WHAT THE TASK REQUIRES = From the entries below, copy every line where the string "name" appears.

MATERIAL PROVIDED =
>> start

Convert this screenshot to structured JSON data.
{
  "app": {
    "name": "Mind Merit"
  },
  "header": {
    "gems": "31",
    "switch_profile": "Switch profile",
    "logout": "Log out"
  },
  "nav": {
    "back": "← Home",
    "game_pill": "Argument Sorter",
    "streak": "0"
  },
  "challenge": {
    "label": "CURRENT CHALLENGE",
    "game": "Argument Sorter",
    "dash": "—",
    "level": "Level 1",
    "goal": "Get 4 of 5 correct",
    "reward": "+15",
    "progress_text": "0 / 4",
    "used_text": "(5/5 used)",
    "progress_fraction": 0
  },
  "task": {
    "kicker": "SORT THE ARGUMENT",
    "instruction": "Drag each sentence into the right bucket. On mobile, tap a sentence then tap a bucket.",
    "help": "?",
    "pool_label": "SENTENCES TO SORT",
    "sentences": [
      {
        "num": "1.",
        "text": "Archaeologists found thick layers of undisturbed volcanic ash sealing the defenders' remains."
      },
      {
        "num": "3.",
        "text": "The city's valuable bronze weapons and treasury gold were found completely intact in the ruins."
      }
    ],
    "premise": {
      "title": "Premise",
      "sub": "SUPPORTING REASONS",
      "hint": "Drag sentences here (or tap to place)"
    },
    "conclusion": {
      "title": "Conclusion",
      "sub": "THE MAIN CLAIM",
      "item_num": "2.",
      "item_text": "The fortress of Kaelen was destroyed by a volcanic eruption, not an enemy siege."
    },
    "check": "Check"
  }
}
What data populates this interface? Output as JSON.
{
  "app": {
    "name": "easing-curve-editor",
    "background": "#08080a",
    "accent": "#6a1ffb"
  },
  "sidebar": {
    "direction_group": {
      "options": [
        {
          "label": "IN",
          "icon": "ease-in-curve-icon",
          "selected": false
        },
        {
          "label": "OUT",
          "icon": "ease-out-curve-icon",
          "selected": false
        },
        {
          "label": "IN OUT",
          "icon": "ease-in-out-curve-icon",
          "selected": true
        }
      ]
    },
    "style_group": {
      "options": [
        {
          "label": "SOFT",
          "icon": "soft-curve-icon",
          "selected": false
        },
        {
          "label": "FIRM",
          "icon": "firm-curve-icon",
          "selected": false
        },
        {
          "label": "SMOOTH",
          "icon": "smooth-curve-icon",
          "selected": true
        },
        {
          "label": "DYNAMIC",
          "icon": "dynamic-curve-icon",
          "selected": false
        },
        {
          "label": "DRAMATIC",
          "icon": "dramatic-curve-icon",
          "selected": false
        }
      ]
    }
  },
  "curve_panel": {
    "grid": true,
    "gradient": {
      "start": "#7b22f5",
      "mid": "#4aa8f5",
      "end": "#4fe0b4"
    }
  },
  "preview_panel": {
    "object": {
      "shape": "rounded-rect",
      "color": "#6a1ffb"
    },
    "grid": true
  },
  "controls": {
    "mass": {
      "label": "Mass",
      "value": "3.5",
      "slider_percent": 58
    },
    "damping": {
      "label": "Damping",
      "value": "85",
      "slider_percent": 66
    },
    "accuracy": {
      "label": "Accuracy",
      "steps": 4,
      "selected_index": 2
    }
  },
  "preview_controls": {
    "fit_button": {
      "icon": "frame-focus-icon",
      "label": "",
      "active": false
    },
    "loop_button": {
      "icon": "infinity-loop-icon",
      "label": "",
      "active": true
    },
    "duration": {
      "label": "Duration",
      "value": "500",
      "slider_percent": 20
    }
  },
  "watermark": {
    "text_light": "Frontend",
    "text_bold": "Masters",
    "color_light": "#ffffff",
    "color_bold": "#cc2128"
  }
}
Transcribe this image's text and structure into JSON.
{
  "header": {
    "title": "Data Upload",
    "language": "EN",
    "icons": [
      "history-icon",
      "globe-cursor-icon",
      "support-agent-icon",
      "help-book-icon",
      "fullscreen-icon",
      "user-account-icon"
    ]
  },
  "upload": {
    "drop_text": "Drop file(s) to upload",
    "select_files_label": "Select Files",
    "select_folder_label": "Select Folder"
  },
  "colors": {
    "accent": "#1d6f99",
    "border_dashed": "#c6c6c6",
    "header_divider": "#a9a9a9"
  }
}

>> end

FINAL ANSWER =
    "name": "Mind Merit"
    "name": "easing-curve-editor",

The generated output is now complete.